Can you write out all of the material below, word for word?

____ The records

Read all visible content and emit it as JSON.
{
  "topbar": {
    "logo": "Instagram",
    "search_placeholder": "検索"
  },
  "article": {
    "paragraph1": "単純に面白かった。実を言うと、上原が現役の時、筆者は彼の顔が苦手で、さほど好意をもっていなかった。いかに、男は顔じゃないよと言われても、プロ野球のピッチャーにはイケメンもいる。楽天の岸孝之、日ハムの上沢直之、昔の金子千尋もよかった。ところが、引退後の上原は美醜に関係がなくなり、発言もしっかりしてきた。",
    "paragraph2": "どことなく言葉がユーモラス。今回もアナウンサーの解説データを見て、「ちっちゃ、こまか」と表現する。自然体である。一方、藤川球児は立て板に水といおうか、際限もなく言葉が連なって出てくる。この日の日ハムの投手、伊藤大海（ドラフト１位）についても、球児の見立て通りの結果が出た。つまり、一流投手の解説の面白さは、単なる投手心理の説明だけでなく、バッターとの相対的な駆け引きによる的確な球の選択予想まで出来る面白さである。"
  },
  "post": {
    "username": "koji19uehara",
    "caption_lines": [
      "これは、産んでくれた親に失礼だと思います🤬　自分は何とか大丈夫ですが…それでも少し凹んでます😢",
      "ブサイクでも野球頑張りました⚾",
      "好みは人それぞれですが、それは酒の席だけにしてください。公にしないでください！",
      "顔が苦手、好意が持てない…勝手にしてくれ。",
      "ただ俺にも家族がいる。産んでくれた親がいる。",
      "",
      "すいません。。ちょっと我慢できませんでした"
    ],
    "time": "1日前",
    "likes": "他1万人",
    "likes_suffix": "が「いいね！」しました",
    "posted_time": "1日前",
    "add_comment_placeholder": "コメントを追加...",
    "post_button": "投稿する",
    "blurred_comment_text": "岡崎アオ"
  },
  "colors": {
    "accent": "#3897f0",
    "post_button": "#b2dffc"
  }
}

________

Expected answer:
Read all visible content and emit it as JSON.
{
  "topbar": {
    "logo": "Instagram",
    "search_placeholder": "検索"
  },
  "article": {
    "paragraph1": "単純に面白かった。実を言うと、上原が現役の時、筆者は彼の顔が苦手で、さほど好意をもっていなかった。いかに、男は顔じゃないよと言われても、プロ野球のピッチャーにはイケメンもいる。楽天の岸孝之、日ハムの上沢直之、昔の金子千尋もよかった。ところが、引退後の上原は美醜に関係がなくなり、発言もしっかりしてきた。",
    "paragraph2": "どことなく言葉がユーモラス。今回もアナウンサーの解説データを見て、「ちっちゃ、こまか」と表現する。自然体である。一方、藤川球児は立て板に水といおうか、際限もなく言葉が連なって出てくる。この日の日ハムの投手、伊藤大海（ドラフト１位）についても、球児の見立て通りの結果が出た。つまり、一流投手の解説の面白さは、単なる投手心理の説明だけでなく、バッターとの相対的な駆け引きによる的確な球の選択予想まで出来る面白さである。"
  },
  "post": {
    "username": "koji19uehara",
    "caption_lines": [
      "これは、産んでくれた親に失礼だと思います🤬　自分は何とか大丈夫ですが…それでも少し凹んでます😢",
      "ブサイクでも野球頑張りました⚾",
      "好みは人それぞれですが、それは酒の席だけにしてください。公にしないでください！",
      "顔が苦手、好意が持てない…勝手にしてくれ。",
      "ただ俺にも家族がいる。産んでくれた親がいる。",
      "",
      "すいません。。ちょっと我慢できませんでした"
    ],
    "time": "1日前",
    "likes": "他1万人",
    "likes_suffix": "が「いいね！」しました",
    "posted_time": "1日前",
    "add_comment_placeholder": "コメントを追加...",
    "post_button": "投稿する",
    "blurred_comment_text": "岡崎アオ"
  },
  "colors": {
    "accent": "#3897f0",
    "post_button": "#b2dffc"
  }
}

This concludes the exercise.